Instrucciones
**A.** Indica si cada afirmación coincide con el fragmento sobre los policías jamaiquinos de Guayaquil: (i) los policías jamaiquinos portaban revólveres; (ii) antes de ser policías, habían trabajado en el ferrocarril Guayaquil-Quito; (iii) Eloy Alfaro fue inmolado en Guayaquil. Responde sí o no a cada una y cita textualmente las palabras del fragmento que lo deciden.
**B.** Duplica sin cambios el pasaje del fragmento sobre los policías jamaiquinos de Guayaquil que empieza con "No sé si nací" y continúa hasta "profundamente negra azabache.".

Fragmento para leer
::::
Recuerdo que Eloy Alfaro, el Viejo Luchador, fue inmolado en Quito el 28 de enero de 1912. Catorce días más tarde, desde la barriga de mi madre, arribé a una covacha de Chile y Huancavilca en Guayaquil. Dos años después, voluntarioso e independiente como soy, a cualquier hora del día salía a pararme en la puerta del zaguán de mi casa a mirar los carros eléctricos, las góndolas y las carretas haladas por mulares.
No sé si nací para brequero, motorista, chofer o carretonero, porque mi apasionante afición eran los vehículos. Seguramente que también me hubiera propuesto ser piloto volador. En una de las frecuentes salidas a callejear, observé a unos caballeros pulcramente uniformados de blanco, con botonadura dorada en su guerrera, zapatos blancos y casco inglés, igualmente blanco, aunque ellos eran de piel profundamente negra azabache.
En vez de ‘police man’ yo los llamaba ‘plimán’. Estos policías jamaiquinos hablaban inglés y su dialecto nativo. De más de dos metros de estatura y con una largo tortor caoba con una cuerda en el extremo, habían trabajado en el ferrocarril Guayaquil-Quito, obra cumbre del líder liberal, quien en lugar de lanzarlos a su suerte o repatriarlos desagradecidamente, organizó con ellos un cuerpo policial para brindar seguridad a la Perla del Pacífico.
Ellos transitaban imponiendo respeto. No cargaban revólveres ni gases lacrimógenos ni perros ni escudos ni rollos de alambre de púas. Su espigada presencia y su imponente actitud de respetable cancerbero mantenían el citadino orden. No sé la razón por la que con tristeza añoro a mis simpáticos ‘plimanes’ del año 1914.
Reminiscencias del Prof. Guillermo A. Rodríguez A., escritor y periodista guayaquileño.
::::
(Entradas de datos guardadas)
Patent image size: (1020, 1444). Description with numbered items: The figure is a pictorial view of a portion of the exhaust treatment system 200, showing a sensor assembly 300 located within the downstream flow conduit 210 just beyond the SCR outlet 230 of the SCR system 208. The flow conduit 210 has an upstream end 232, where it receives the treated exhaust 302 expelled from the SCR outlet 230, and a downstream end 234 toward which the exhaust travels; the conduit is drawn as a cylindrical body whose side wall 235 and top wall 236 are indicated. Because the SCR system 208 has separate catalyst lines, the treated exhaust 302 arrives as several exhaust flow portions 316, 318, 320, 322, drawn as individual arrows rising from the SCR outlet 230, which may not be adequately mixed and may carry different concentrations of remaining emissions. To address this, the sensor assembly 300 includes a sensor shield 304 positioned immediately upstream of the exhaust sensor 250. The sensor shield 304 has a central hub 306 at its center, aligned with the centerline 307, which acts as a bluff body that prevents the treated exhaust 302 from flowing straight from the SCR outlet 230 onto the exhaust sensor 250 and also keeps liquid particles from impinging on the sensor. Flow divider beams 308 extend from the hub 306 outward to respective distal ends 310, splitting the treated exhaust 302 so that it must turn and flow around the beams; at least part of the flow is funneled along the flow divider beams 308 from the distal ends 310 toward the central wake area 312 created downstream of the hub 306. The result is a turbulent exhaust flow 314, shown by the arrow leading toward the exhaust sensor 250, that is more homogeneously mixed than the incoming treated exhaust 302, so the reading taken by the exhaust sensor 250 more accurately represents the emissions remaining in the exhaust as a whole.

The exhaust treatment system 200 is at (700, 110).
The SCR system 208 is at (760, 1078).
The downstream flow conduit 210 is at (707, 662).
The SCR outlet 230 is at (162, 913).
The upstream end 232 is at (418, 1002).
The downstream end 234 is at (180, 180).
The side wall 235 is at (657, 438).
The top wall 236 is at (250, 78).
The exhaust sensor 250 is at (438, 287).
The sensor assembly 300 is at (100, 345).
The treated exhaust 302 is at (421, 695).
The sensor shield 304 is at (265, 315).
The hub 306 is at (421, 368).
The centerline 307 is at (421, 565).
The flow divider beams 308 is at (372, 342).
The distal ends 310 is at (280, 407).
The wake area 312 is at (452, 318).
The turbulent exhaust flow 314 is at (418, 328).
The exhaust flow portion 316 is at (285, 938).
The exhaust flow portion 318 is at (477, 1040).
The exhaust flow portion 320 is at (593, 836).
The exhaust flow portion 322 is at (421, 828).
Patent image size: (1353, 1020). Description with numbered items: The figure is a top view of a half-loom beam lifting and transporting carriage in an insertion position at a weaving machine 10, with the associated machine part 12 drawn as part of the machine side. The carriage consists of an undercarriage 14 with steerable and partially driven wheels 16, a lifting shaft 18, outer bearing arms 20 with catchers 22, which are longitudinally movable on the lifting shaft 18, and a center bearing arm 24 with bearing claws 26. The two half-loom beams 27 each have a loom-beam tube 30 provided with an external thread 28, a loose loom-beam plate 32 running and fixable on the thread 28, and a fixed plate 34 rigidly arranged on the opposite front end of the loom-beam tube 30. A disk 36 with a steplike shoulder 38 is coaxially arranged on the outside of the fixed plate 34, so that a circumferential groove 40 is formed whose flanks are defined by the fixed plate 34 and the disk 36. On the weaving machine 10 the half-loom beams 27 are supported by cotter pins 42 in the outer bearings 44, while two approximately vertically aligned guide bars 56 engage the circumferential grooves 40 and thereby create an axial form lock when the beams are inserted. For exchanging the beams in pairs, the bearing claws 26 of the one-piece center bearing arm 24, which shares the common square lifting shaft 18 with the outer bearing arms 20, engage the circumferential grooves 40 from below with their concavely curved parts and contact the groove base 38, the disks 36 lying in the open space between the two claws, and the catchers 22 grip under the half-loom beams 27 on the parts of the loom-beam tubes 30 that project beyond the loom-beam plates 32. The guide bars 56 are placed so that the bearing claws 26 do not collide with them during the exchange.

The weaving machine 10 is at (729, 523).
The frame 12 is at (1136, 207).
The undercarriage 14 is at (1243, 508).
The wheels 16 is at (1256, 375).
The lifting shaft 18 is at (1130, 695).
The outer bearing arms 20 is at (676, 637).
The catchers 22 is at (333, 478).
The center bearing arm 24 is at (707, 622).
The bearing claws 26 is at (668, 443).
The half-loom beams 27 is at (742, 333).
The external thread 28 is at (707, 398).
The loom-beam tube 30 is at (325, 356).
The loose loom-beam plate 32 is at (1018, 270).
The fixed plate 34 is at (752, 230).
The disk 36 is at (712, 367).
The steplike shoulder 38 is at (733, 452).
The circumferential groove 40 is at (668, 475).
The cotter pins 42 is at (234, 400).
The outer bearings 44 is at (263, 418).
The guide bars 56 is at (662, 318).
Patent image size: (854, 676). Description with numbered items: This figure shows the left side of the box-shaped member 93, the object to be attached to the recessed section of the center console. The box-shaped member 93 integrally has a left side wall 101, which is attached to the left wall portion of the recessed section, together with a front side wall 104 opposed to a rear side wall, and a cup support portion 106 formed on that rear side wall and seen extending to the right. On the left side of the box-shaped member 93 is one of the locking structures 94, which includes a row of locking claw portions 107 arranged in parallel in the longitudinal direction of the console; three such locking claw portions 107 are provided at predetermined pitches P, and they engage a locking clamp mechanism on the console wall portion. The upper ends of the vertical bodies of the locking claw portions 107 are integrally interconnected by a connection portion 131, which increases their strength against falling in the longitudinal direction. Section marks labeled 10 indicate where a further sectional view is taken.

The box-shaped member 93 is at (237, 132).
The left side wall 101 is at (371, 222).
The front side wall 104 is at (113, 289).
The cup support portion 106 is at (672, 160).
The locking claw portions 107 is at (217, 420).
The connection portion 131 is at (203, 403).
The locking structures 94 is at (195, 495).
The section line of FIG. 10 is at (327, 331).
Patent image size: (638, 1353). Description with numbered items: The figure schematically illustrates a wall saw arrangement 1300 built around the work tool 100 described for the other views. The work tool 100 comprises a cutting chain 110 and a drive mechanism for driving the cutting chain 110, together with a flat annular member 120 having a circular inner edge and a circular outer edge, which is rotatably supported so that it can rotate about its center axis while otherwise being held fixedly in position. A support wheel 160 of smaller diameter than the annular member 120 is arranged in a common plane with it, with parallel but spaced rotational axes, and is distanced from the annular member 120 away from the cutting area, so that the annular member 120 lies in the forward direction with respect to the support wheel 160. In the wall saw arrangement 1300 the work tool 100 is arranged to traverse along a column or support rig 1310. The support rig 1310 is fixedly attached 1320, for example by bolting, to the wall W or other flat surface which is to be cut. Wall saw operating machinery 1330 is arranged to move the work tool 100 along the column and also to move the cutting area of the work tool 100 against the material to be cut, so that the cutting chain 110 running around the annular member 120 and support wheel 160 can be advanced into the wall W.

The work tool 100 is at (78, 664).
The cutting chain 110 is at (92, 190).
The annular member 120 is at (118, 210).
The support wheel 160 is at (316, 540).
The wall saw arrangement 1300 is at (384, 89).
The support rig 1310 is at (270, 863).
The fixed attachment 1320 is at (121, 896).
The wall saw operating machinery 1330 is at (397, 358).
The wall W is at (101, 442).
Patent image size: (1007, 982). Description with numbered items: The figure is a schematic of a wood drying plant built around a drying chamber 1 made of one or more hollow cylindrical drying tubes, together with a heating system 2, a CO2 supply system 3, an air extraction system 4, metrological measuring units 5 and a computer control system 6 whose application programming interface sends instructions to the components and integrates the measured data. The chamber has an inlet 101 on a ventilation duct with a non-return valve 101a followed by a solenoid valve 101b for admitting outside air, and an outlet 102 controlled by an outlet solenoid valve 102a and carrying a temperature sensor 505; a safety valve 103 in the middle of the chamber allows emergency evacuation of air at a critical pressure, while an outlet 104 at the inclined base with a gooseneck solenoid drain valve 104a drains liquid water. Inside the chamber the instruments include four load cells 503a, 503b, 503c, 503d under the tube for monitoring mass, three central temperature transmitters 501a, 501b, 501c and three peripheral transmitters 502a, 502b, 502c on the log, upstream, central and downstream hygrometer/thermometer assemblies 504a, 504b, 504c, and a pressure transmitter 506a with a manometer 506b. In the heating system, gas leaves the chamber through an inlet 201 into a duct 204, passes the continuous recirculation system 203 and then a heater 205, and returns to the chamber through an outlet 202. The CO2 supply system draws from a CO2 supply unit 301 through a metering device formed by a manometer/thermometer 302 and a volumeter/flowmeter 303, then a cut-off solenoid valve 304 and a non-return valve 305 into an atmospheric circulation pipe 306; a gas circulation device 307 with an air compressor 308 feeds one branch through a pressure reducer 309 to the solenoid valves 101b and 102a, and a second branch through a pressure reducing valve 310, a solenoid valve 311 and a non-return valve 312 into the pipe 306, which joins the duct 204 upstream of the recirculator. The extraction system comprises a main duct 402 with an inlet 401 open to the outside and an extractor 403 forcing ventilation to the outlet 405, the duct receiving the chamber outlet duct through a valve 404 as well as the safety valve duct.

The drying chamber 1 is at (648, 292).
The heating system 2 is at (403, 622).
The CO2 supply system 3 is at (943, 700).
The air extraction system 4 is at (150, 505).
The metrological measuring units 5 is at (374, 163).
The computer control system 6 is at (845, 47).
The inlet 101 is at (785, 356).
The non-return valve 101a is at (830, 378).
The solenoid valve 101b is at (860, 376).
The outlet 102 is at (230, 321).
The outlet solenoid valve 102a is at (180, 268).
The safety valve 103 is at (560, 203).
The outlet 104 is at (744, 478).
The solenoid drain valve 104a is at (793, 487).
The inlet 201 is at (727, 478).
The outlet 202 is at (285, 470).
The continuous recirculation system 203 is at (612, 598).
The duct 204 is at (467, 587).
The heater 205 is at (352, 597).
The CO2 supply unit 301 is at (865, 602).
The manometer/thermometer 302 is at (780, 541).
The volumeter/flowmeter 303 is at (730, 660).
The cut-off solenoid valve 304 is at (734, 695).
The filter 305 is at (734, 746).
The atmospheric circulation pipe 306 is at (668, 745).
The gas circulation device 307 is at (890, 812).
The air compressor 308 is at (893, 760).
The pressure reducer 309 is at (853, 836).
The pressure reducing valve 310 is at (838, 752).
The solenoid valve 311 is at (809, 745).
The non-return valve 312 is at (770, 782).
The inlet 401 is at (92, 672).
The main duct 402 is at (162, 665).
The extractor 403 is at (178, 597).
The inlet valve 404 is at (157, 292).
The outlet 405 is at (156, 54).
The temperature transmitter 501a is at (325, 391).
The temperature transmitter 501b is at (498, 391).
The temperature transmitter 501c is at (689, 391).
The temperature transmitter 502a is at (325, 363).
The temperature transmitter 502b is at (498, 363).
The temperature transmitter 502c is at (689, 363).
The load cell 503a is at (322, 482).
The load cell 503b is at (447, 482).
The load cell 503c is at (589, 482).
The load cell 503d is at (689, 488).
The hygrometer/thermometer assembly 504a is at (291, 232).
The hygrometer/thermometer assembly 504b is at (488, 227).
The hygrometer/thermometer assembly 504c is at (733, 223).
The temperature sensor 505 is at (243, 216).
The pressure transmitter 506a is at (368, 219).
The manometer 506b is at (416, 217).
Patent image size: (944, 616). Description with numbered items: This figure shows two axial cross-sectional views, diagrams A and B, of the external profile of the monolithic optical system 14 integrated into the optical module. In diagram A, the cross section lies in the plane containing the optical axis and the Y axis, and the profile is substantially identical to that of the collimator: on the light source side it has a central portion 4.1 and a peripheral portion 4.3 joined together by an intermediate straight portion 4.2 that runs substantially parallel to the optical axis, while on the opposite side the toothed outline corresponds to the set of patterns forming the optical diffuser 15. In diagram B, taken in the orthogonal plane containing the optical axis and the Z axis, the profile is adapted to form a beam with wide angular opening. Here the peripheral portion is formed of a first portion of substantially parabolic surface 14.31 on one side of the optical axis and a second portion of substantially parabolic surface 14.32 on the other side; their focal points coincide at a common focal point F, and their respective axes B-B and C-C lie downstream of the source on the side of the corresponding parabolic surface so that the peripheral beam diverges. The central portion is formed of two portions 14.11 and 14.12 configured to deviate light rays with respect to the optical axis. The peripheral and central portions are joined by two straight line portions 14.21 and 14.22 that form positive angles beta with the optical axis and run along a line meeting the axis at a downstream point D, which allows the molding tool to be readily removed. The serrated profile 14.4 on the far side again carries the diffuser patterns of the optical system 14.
::::
Respuestas numeradas
**A.**
(i) No: "No cargaban revólveres ni gases lacrimógenos ni perros ni escudos ni rollos de alambre de púas."
(ii) Sí: "habían trabajado en el ferrocarril Guayaquil-Quito".
(iii) No: "fue inmolado en Quito el 28 de enero de 1912".

**B.**
No sé si nací para brequero, motorista, chofer o carretonero, porque mi apasionante afición eran los vehículos. Seguramente que también me hubiera propuesto ser piloto volador. En una de las frecuentes salidas a callejear, observé a unos caballeros pulcramente uniformados de blanco, con botonadura dorada en su guerrera, zapatos blancos y casco inglés, igualmente blanco, aunque ellos eran de piel profundamente negra azabache.